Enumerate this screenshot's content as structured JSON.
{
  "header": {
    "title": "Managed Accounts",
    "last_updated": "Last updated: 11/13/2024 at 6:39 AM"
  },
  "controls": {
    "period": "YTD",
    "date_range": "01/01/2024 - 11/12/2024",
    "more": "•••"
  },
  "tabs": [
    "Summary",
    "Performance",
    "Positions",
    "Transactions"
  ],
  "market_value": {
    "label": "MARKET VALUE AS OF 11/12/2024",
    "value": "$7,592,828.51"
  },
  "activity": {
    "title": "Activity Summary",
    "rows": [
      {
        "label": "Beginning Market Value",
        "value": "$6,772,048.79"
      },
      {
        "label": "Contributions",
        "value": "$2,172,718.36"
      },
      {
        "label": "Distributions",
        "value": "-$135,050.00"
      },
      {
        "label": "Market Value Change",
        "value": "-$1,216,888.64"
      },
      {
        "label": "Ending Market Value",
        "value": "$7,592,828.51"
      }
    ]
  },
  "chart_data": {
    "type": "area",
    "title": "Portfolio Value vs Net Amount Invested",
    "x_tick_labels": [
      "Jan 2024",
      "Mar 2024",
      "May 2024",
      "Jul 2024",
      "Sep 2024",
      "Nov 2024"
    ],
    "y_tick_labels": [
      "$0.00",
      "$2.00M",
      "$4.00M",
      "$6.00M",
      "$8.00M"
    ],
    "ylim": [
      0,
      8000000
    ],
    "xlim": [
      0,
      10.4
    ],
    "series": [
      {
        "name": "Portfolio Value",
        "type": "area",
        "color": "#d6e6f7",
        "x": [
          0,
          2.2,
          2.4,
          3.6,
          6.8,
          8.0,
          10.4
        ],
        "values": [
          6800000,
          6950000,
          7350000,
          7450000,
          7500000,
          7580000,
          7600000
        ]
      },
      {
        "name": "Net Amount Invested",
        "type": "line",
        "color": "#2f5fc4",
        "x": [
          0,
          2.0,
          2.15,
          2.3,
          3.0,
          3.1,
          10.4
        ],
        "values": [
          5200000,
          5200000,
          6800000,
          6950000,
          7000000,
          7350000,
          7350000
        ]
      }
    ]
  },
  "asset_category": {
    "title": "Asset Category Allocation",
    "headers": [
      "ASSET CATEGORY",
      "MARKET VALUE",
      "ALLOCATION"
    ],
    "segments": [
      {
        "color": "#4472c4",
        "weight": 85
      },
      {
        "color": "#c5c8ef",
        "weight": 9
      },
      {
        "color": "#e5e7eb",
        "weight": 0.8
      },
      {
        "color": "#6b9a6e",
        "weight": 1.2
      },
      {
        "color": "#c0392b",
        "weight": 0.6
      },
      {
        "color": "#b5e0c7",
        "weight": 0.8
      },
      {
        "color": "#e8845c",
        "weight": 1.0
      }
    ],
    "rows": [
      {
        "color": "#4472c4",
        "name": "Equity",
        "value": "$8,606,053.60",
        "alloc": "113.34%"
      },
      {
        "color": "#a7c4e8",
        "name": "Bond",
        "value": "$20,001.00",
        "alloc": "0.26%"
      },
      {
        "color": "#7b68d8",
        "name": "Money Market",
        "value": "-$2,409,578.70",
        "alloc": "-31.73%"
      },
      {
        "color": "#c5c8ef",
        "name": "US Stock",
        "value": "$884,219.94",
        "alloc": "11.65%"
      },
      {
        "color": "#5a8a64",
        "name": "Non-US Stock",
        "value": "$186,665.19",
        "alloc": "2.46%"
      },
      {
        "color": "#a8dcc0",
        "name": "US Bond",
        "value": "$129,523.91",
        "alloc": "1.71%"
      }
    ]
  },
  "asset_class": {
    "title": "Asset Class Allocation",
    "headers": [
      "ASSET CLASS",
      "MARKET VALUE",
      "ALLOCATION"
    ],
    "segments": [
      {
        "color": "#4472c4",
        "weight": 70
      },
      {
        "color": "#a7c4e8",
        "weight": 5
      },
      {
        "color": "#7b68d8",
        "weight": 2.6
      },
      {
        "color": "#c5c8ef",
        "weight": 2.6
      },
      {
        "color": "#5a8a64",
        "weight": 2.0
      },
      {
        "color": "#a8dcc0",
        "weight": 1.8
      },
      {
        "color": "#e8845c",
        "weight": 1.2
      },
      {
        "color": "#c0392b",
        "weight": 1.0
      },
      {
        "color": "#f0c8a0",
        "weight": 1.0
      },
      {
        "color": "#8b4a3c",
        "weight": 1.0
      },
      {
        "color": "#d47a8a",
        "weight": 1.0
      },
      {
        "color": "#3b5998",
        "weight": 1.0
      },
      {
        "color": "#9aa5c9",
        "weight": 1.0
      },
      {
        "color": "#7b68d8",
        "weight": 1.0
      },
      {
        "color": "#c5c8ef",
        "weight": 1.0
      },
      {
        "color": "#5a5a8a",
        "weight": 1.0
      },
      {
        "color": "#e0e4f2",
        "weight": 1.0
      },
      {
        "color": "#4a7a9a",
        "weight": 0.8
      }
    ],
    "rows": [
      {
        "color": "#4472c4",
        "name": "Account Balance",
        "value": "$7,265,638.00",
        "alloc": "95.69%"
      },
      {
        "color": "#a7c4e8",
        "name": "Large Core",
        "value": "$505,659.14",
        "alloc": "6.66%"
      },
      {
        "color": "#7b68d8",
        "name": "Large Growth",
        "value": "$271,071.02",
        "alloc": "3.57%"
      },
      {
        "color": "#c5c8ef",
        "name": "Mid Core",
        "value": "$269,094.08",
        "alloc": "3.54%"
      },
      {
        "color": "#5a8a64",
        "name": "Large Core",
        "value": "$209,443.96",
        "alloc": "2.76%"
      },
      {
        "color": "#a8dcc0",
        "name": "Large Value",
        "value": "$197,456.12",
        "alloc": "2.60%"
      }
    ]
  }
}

_ _ _ _ _ _ _

What needs to be done — Extract all lines containing the word "Invested".

Solution to the problem —
    "title": "Portfolio Value vs Net Amount Invested",
        "name": "Net Amount Invested",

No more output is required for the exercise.